__Exercise requirements__: Give the number of lines that include the word "name", nothing more.

__Excerpted records__:
┄┄┄┄┄┄┄┄┄┄

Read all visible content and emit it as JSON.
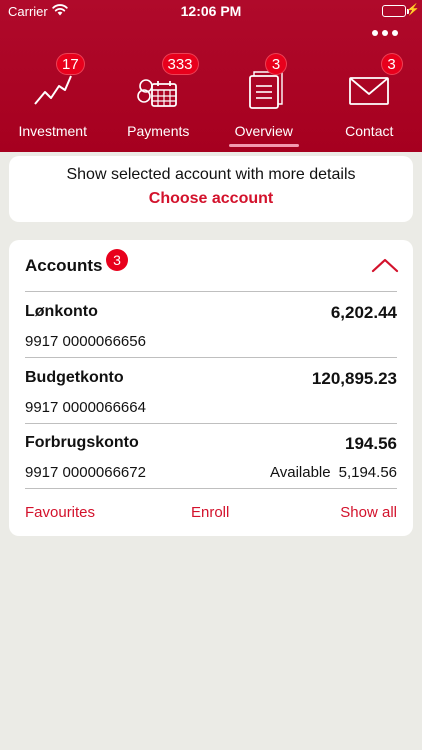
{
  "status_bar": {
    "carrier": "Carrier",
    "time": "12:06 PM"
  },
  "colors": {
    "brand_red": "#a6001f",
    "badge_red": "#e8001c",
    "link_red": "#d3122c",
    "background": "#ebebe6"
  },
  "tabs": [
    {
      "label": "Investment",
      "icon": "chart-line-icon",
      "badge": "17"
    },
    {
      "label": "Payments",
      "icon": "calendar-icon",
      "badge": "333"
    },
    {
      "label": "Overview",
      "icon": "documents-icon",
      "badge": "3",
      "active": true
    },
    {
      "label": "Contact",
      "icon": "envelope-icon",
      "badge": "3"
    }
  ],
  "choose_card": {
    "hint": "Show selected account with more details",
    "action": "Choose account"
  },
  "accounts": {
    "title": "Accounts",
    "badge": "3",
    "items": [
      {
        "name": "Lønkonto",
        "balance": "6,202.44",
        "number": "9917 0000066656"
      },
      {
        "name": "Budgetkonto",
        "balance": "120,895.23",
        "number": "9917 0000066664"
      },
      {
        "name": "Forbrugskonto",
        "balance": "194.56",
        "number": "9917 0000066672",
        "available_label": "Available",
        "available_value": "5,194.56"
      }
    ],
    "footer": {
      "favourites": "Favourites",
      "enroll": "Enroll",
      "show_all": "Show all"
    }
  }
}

┄┄┄┄┄┄┄┄┄┄

__Reply to the task__: 3